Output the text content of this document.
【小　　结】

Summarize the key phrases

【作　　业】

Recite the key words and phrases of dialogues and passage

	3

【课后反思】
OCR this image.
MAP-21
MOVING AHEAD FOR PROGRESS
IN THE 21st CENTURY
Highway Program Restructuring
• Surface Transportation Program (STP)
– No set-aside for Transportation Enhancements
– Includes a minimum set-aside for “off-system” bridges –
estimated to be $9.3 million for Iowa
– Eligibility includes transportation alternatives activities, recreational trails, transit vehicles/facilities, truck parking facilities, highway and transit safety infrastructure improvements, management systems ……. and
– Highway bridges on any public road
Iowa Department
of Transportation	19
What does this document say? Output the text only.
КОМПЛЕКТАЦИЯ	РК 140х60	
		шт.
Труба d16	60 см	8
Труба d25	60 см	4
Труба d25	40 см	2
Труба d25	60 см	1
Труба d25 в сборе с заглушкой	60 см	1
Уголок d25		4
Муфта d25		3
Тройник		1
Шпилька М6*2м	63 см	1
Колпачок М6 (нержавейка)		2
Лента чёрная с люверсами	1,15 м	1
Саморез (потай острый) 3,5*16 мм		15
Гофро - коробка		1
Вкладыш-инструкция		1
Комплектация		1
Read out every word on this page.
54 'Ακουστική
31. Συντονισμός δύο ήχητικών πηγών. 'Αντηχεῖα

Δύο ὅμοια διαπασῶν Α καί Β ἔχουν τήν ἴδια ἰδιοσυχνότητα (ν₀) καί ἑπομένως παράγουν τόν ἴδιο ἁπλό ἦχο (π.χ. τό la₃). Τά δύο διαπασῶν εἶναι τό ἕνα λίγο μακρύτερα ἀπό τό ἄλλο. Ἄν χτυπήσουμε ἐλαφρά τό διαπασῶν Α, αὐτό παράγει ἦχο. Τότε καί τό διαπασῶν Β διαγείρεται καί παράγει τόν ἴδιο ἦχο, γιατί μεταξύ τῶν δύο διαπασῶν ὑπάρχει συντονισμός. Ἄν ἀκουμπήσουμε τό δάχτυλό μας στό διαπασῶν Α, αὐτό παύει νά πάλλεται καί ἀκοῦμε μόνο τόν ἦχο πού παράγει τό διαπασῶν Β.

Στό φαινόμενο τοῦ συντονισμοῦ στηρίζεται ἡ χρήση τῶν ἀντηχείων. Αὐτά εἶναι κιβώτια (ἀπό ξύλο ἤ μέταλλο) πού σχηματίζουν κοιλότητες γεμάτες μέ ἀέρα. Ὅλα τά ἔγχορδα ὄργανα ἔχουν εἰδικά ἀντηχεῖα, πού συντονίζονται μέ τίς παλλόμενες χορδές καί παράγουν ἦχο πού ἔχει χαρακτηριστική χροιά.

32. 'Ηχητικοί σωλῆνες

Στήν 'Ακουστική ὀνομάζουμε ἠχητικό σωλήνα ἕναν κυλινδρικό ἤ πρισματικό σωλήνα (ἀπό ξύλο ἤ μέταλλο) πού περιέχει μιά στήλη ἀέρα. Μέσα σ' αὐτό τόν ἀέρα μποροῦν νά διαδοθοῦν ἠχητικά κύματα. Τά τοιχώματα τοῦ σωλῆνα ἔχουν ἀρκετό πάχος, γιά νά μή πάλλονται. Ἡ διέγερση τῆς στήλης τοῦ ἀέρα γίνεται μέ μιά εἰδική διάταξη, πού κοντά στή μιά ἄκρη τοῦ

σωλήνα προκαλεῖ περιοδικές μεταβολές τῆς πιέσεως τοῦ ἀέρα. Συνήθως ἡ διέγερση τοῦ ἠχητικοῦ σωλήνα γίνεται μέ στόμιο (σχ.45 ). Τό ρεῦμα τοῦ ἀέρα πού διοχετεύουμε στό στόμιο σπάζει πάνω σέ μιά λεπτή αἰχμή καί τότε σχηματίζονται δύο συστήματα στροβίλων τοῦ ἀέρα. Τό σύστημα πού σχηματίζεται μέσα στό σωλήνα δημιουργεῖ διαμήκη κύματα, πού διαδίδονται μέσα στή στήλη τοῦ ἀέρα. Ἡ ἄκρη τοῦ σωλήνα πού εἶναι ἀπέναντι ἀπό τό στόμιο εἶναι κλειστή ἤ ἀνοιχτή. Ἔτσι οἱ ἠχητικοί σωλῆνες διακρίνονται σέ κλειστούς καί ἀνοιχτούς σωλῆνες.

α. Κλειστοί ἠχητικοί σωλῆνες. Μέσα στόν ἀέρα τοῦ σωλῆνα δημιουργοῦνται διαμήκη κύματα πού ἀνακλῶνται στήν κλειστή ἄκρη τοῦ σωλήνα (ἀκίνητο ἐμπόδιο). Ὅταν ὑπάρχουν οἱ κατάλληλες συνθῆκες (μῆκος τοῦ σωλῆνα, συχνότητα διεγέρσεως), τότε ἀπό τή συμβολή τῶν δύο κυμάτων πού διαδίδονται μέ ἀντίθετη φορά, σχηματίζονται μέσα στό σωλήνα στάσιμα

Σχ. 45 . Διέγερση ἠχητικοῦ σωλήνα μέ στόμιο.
------------
(Direction) Pick out and copy every line that contains the word "phrases".

(Finished exercise)
Summarize the key phrases
Recite the key words and phrases of dialogues and passage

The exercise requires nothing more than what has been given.